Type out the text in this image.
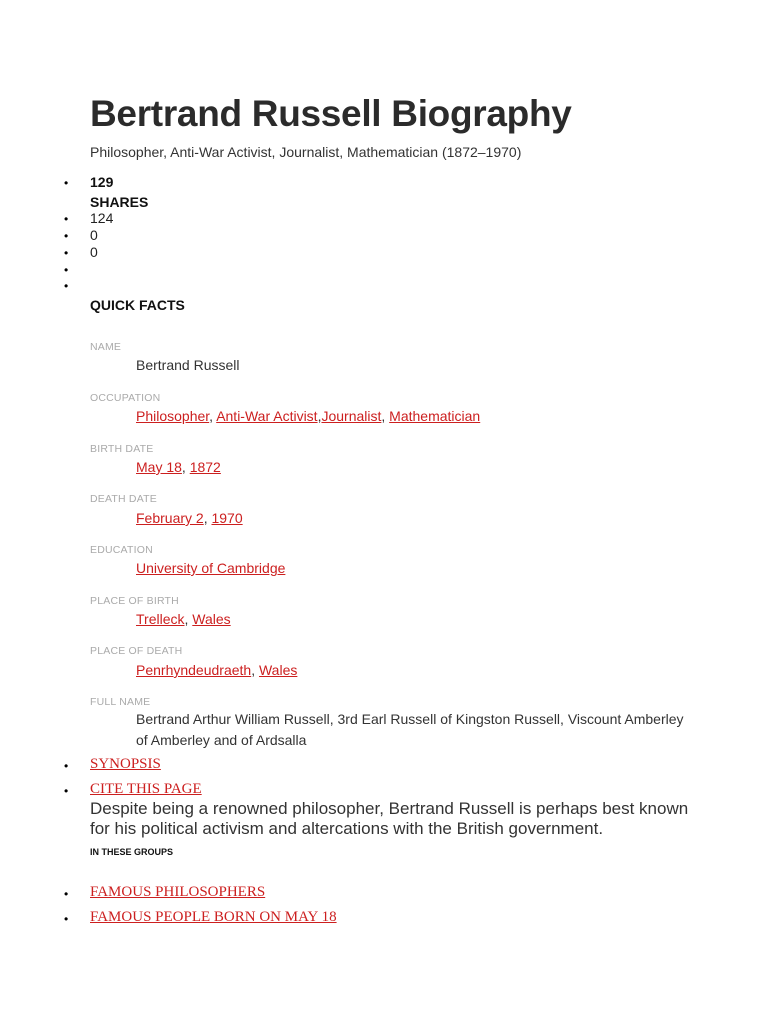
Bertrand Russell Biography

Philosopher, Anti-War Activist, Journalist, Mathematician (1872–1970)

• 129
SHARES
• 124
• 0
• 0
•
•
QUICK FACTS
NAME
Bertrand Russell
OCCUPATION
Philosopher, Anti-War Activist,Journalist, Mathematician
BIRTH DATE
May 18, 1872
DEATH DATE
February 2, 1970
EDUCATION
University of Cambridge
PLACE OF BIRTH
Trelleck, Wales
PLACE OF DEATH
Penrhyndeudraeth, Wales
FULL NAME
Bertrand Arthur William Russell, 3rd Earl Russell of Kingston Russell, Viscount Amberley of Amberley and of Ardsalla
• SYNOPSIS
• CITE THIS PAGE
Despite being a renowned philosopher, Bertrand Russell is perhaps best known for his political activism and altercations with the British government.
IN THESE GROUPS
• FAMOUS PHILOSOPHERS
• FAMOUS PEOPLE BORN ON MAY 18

══════

■ DIRECTIONS FOR THIS TASK ■
Reproduce every line from the entries that holds the word "Mathematician".

■ TASK RESPONSE ■
Philosopher, Anti-War Activist, Journalist, Mathematician (1872–1970)
Philosopher, Anti-War Activist,Journalist, Mathematician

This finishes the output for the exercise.